Task requirements
Say how many lines contain the word "quot" and give no other text.

Data lines
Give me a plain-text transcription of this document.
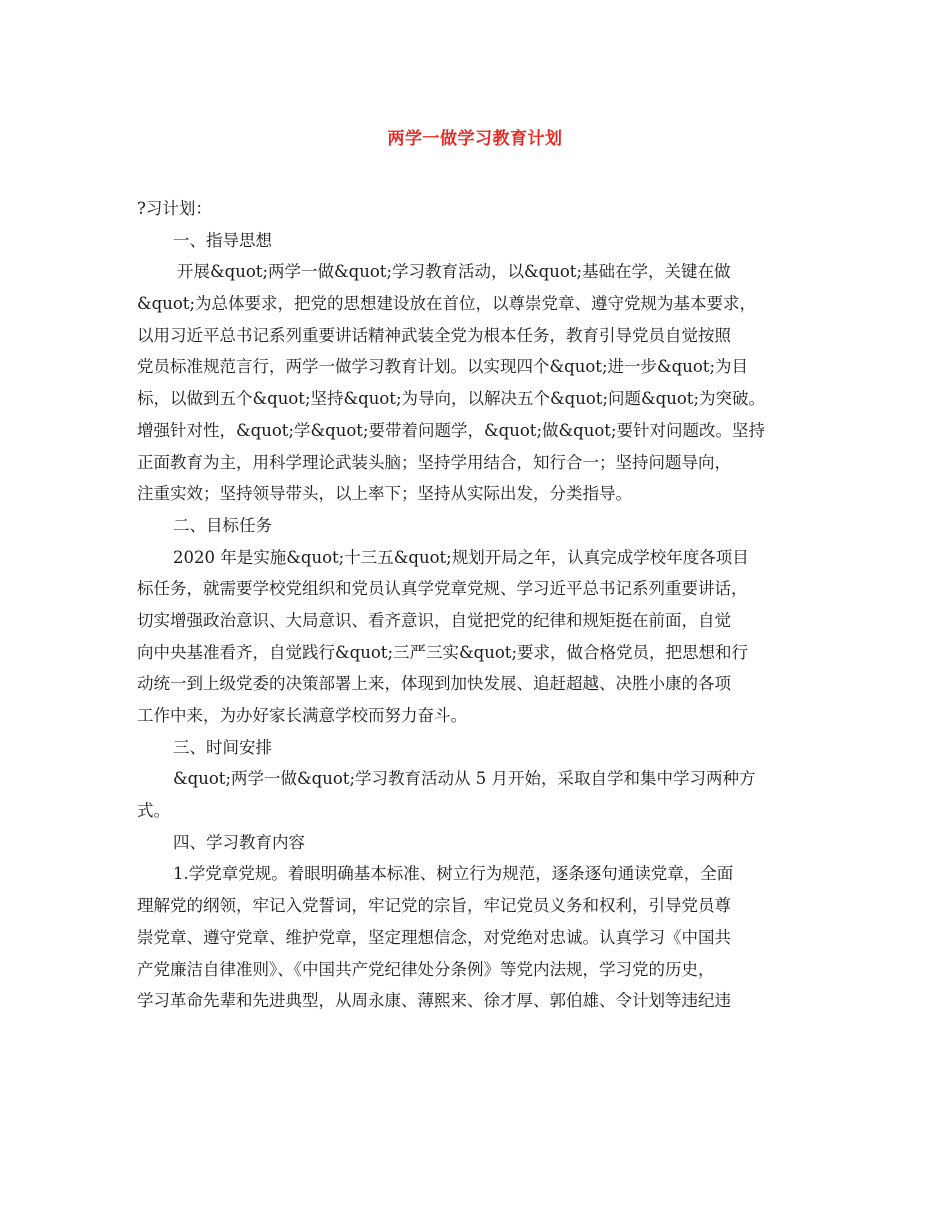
两学一做学习教育计划
?习计划：
一、指导思想
开展&quot;两学一做&quot;学习教育活动，以&quot;基础在学，关键在做
&quot;为总体要求，把党的思想建设放在首位，以尊崇党章、遵守党规为基本要求，
以用习近平总书记系列重要讲话精神武装全党为根本任务，教育引导党员自觉按照
党员标准规范言行，两学一做学习教育计划。以实现四个&quot;进一步&quot;为目
标，以做到五个&quot;坚持&quot;为导向，以解决五个&quot;问题&quot;为突破。
增强针对性，&quot;学&quot;要带着问题学，&quot;做&quot;要针对问题改。坚持
正面教育为主，用科学理论武装头脑；坚持学用结合，知行合一；坚持问题导向，
注重实效；坚持领导带头，以上率下；坚持从实际出发，分类指导。
二、目标任务
2020 年是实施&quot;十三五&quot;规划开局之年，认真完成学校年度各项目
标任务，就需要学校党组织和党员认真学党章党规、学习近平总书记系列重要讲话，
切实增强政治意识、大局意识、看齐意识，自觉把党的纪律和规矩挺在前面，自觉
向中央基准看齐，自觉践行&quot;三严三实&quot;要求，做合格党员，把思想和行
动统一到上级党委的决策部署上来，体现到加快发展、追赶超越、决胜小康的各项
工作中来，为办好家长满意学校而努力奋斗。
三、时间安排
&quot;两学一做&quot;学习教育活动从 5 月开始，采取自学和集中学习两种方
式。
四、学习教育内容
1.学党章党规。着眼明确基本标准、树立行为规范，逐条逐句通读党章，全面
理解党的纲领，牢记入党誓词，牢记党的宗旨，牢记党员义务和权利，引导党员尊
崇党章、遵守党章、维护党章，坚定理想信念，对党绝对忠诚。认真学习《中国共
产党廉洁自律准则》、《中国共产党纪律处分条例》等党内法规，学习党的历史，
学习革命先辈和先进典型，从周永康、薄熙来、徐才厚、郭伯雄、令计划等违纪违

Answer for this exercise
8